## What to work on
Find the word "circle" in the records below. List each line containing it.

## The input
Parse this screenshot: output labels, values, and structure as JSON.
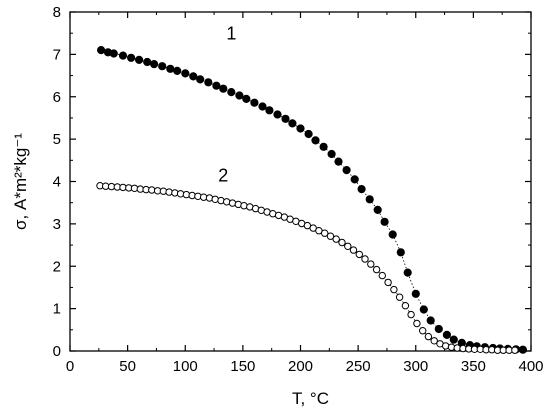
{
  "chart_data": {
    "type": "scatter",
    "xlabel": "T, °C",
    "ylabel": "σ, A*m²*kg⁻¹",
    "xlim": [
      0,
      400
    ],
    "ylim": [
      0,
      8
    ],
    "xticks": [
      0,
      50,
      100,
      150,
      200,
      250,
      300,
      350,
      400
    ],
    "yticks": [
      0,
      1,
      2,
      3,
      4,
      5,
      6,
      7,
      8
    ],
    "grid": false,
    "legend": "none",
    "series": [
      {
        "label": "1",
        "marker": "filled-circle",
        "line": "dotted",
        "color": "#000000",
        "x": [
          27,
          33,
          38,
          46,
          53,
          60,
          67,
          73,
          80,
          87,
          93,
          100,
          107,
          113,
          120,
          127,
          133,
          140,
          147,
          153,
          160,
          167,
          173,
          180,
          187,
          193,
          200,
          207,
          213,
          220,
          227,
          233,
          240,
          247,
          253,
          260,
          267,
          273,
          280,
          287,
          293,
          300,
          307,
          313,
          320,
          327,
          333,
          340,
          347,
          353,
          360,
          367,
          373,
          380,
          387,
          393
        ],
        "y": [
          7.1,
          7.05,
          7.02,
          6.97,
          6.92,
          6.87,
          6.82,
          6.77,
          6.72,
          6.66,
          6.61,
          6.55,
          6.48,
          6.41,
          6.34,
          6.26,
          6.19,
          6.11,
          6.03,
          5.95,
          5.86,
          5.77,
          5.68,
          5.58,
          5.48,
          5.37,
          5.25,
          5.12,
          4.97,
          4.82,
          4.65,
          4.47,
          4.27,
          4.05,
          3.82,
          3.58,
          3.33,
          3.05,
          2.75,
          2.33,
          1.85,
          1.35,
          0.98,
          0.72,
          0.52,
          0.38,
          0.27,
          0.19,
          0.14,
          0.11,
          0.09,
          0.07,
          0.06,
          0.05,
          0.04,
          0.03
        ]
      },
      {
        "label": "2",
        "marker": "open-circle",
        "line": "dotted",
        "color": "#000000",
        "x": [
          26,
          31,
          36,
          41,
          46,
          51,
          56,
          61,
          66,
          71,
          76,
          81,
          86,
          91,
          96,
          101,
          106,
          111,
          116,
          121,
          126,
          131,
          136,
          141,
          146,
          151,
          156,
          161,
          166,
          171,
          176,
          181,
          186,
          191,
          196,
          201,
          206,
          211,
          216,
          221,
          226,
          231,
          236,
          241,
          246,
          251,
          256,
          261,
          266,
          271,
          276,
          281,
          286,
          291,
          296,
          301,
          306,
          311,
          316,
          321,
          326,
          331,
          336,
          341,
          346,
          351,
          356,
          361,
          366,
          371,
          376,
          381,
          386
        ],
        "y": [
          3.9,
          3.89,
          3.88,
          3.87,
          3.86,
          3.85,
          3.84,
          3.82,
          3.81,
          3.8,
          3.78,
          3.77,
          3.75,
          3.73,
          3.71,
          3.69,
          3.67,
          3.65,
          3.63,
          3.61,
          3.58,
          3.55,
          3.52,
          3.49,
          3.46,
          3.43,
          3.4,
          3.36,
          3.32,
          3.28,
          3.24,
          3.2,
          3.16,
          3.11,
          3.06,
          3.01,
          2.96,
          2.9,
          2.84,
          2.78,
          2.71,
          2.64,
          2.56,
          2.47,
          2.38,
          2.28,
          2.17,
          2.05,
          1.92,
          1.78,
          1.62,
          1.45,
          1.27,
          1.07,
          0.86,
          0.65,
          0.48,
          0.34,
          0.24,
          0.17,
          0.12,
          0.09,
          0.07,
          0.06,
          0.05,
          0.04,
          0.04,
          0.03,
          0.03,
          0.02,
          0.02,
          0.02,
          0.02
        ]
      }
    ]
  }
}
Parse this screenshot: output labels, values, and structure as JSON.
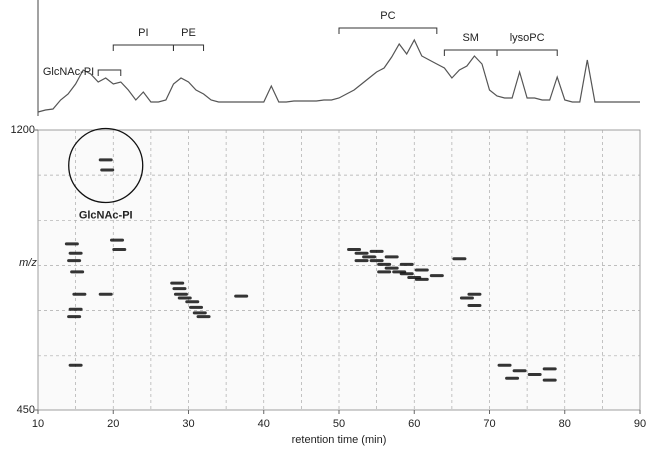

## Exercise answer
        "marker": "filled-circle",
        "marker": "open-circle",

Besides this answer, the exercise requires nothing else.